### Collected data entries
◆ ◆ ◆ ◆

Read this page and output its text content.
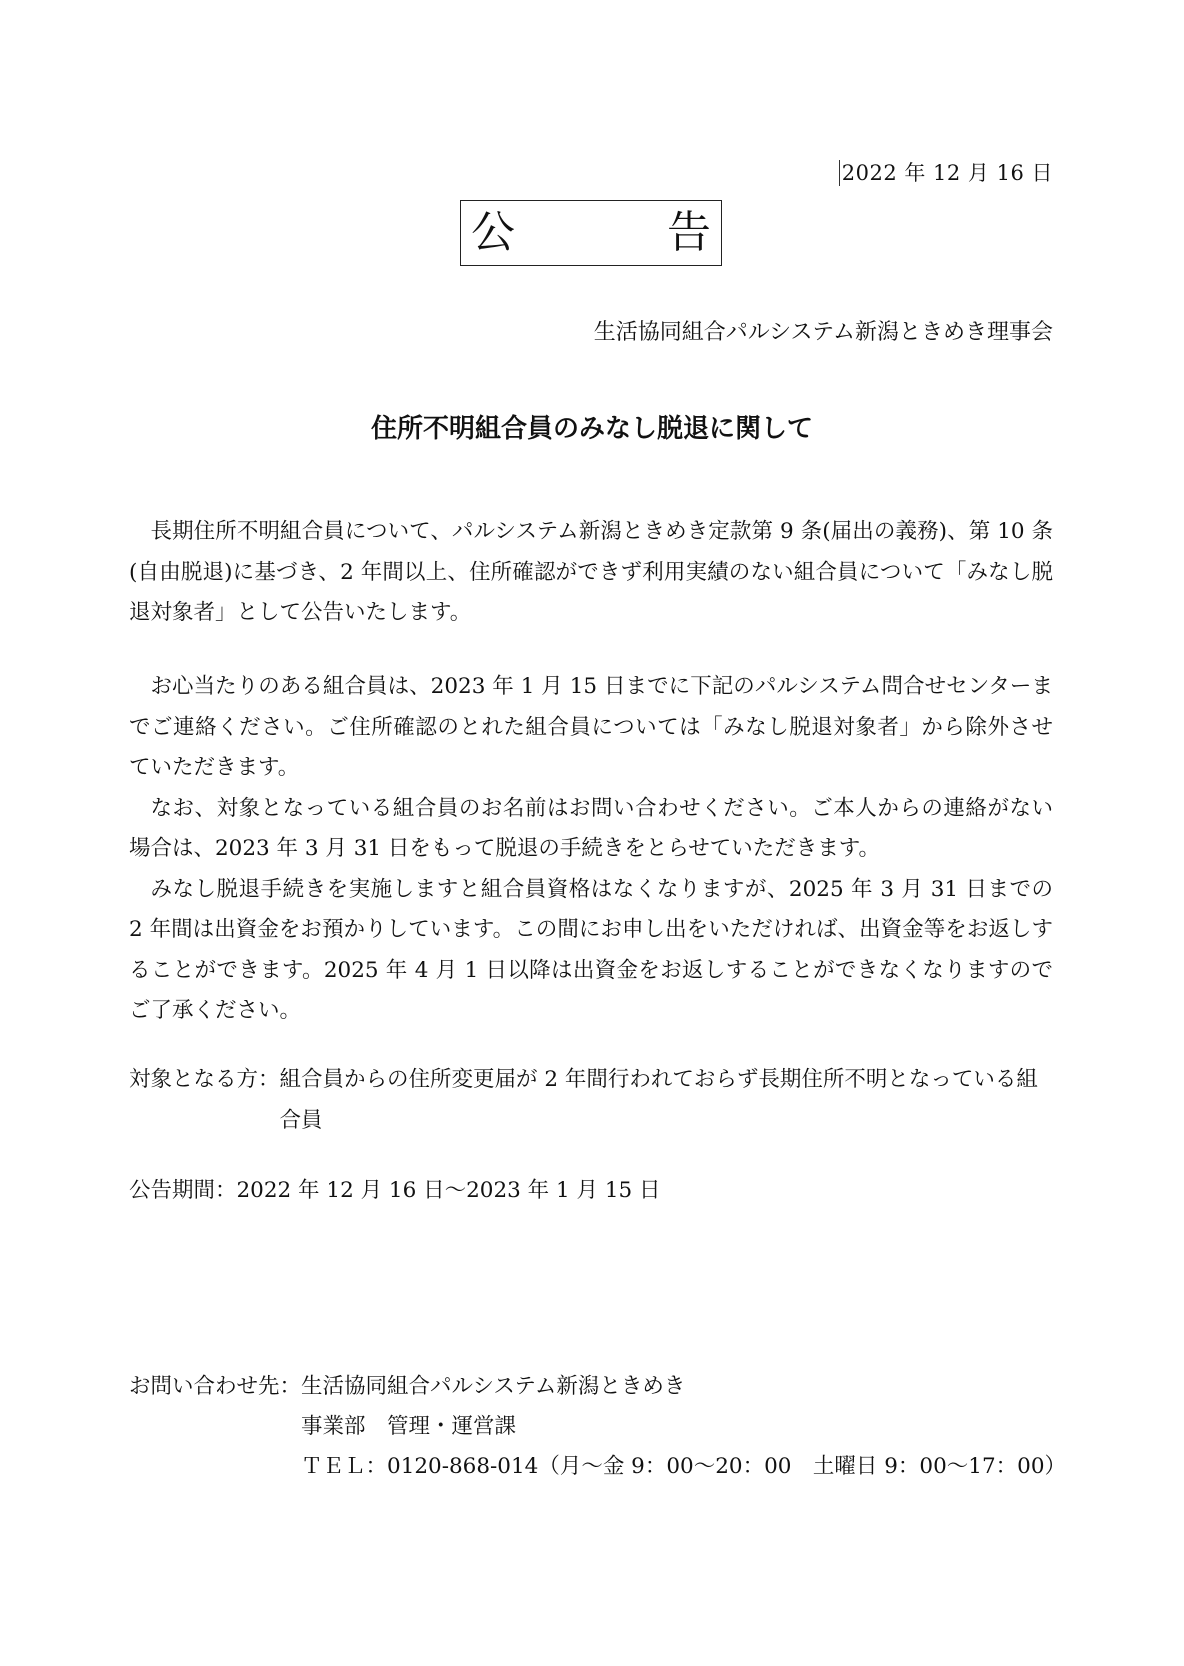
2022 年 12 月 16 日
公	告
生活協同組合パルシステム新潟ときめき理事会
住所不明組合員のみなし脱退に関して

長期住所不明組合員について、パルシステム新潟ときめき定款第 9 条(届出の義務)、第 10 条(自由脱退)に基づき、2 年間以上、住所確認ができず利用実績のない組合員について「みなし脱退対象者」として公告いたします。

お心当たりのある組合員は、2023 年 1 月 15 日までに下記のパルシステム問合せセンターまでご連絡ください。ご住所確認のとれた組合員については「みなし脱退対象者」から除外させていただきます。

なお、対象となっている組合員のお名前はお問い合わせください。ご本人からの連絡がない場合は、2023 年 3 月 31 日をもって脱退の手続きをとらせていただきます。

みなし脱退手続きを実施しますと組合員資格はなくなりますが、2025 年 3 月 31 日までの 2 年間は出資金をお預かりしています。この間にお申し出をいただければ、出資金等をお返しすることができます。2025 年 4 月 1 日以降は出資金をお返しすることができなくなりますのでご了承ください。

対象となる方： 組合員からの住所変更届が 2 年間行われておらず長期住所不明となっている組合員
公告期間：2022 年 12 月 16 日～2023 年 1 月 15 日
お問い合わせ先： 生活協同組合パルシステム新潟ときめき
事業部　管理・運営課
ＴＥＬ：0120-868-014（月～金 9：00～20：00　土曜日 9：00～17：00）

◆ ◆ ◆ ◆

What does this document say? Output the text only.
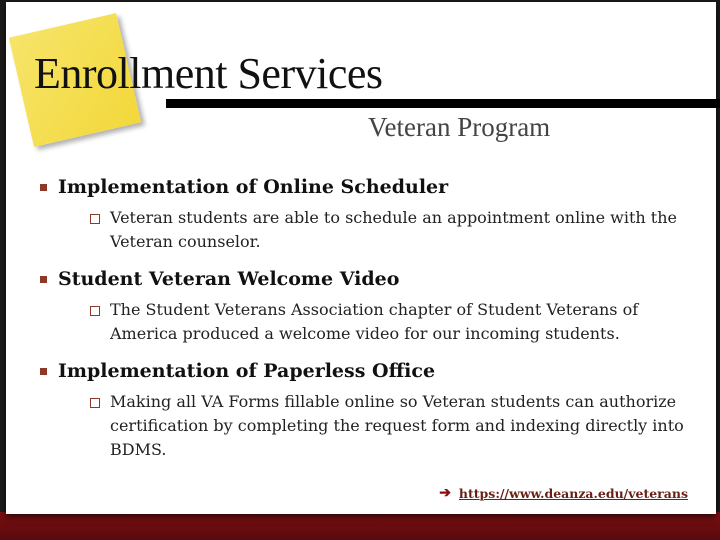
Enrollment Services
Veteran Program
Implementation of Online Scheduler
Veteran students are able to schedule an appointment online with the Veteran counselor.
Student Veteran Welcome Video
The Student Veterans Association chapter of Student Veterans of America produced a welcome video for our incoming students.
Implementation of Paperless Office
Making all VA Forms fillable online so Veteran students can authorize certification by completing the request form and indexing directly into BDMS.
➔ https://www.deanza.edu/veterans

◆ ◆ ◆ ◆

Gather each line in these records that contains the string "students".

### RESULT OF THE EXERCISE
Veteran students are able to schedule an appointment online with the Veteran counselor.
The Student Veterans Association chapter of Student Veterans of America produced a welcome video for our incoming students.
Making all VA Forms fillable online so Veteran students can authorize certification by completing the request form and indexing directly into BDMS.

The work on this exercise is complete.